The request: In the listing below, locate the lines that hold "Haarweg" and copy them.

Data provided:
_ _ _ _ _

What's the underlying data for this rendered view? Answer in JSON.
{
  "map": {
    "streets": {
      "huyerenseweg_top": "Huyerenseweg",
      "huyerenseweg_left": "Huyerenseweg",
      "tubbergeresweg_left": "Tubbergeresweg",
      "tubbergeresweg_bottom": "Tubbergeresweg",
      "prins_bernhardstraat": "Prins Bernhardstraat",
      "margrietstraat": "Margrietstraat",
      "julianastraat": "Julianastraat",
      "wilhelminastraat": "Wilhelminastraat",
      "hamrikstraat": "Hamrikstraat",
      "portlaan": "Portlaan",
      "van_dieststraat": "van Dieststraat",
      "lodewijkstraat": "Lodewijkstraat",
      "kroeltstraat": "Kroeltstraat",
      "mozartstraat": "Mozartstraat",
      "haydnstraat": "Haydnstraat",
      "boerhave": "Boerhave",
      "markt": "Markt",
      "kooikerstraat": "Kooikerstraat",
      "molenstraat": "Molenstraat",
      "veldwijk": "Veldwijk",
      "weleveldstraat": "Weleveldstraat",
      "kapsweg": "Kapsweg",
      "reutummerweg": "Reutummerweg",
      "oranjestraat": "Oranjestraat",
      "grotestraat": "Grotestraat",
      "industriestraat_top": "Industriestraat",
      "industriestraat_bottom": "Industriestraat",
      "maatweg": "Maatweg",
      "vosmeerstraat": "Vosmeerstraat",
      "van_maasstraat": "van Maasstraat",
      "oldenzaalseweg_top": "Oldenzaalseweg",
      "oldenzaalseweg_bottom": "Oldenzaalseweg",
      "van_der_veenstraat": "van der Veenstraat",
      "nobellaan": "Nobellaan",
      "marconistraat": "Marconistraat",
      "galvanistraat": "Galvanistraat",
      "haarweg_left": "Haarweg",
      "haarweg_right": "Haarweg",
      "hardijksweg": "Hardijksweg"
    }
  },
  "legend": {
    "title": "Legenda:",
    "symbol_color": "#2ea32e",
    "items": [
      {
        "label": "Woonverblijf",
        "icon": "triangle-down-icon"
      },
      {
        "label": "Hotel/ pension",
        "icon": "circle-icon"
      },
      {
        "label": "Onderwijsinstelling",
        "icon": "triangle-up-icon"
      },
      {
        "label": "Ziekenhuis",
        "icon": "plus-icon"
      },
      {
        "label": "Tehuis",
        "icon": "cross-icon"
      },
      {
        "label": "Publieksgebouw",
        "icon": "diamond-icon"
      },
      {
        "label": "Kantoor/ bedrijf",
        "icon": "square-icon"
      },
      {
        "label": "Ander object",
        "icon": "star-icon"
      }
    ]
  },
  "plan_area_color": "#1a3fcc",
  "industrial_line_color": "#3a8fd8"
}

_ _ _ _ _

Result of the exercise:
      "haarweg_left": "Haarweg",
      "haarweg_right": "Haarweg",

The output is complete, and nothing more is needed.